Set problem => Check each line of the listing below for the string "home", and give only how many lines hold it.

## BEGIN Extracted records

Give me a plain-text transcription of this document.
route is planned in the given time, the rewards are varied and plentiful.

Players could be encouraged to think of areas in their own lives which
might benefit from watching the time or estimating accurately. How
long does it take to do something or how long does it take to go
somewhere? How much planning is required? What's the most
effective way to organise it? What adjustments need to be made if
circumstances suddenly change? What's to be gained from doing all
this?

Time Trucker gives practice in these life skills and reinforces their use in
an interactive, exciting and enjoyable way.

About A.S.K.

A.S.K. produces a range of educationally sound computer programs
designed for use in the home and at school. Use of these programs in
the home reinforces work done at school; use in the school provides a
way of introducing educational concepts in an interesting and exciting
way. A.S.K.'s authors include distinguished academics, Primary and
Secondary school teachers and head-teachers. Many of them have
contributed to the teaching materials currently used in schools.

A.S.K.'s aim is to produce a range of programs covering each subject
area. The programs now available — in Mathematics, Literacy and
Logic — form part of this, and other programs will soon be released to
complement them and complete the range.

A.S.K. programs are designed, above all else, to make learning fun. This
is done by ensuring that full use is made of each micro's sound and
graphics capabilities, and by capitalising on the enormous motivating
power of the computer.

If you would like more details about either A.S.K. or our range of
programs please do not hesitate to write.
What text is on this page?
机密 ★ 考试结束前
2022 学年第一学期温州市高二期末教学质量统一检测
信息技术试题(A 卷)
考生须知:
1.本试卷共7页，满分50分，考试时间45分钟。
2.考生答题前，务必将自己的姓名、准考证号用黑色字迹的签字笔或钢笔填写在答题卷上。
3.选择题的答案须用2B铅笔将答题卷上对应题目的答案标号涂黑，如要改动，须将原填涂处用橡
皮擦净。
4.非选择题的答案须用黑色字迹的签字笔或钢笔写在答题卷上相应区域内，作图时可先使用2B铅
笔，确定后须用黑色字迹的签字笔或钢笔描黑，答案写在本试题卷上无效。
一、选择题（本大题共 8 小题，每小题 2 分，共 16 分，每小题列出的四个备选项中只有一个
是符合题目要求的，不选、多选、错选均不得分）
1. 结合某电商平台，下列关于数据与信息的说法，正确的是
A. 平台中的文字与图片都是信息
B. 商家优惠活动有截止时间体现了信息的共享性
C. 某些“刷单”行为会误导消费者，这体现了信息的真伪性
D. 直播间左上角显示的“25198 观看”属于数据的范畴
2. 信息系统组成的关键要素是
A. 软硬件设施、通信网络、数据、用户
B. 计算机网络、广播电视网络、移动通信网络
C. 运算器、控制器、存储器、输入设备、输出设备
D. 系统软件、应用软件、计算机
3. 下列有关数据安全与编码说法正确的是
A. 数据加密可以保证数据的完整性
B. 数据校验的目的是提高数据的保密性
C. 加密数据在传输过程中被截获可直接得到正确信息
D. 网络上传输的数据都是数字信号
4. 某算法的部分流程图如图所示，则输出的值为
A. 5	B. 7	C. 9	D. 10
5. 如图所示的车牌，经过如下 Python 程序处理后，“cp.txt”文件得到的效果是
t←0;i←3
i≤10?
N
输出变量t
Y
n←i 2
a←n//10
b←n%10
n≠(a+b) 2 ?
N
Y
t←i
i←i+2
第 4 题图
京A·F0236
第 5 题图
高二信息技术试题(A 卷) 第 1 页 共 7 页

## END Extracted records

Output of the exercise => 2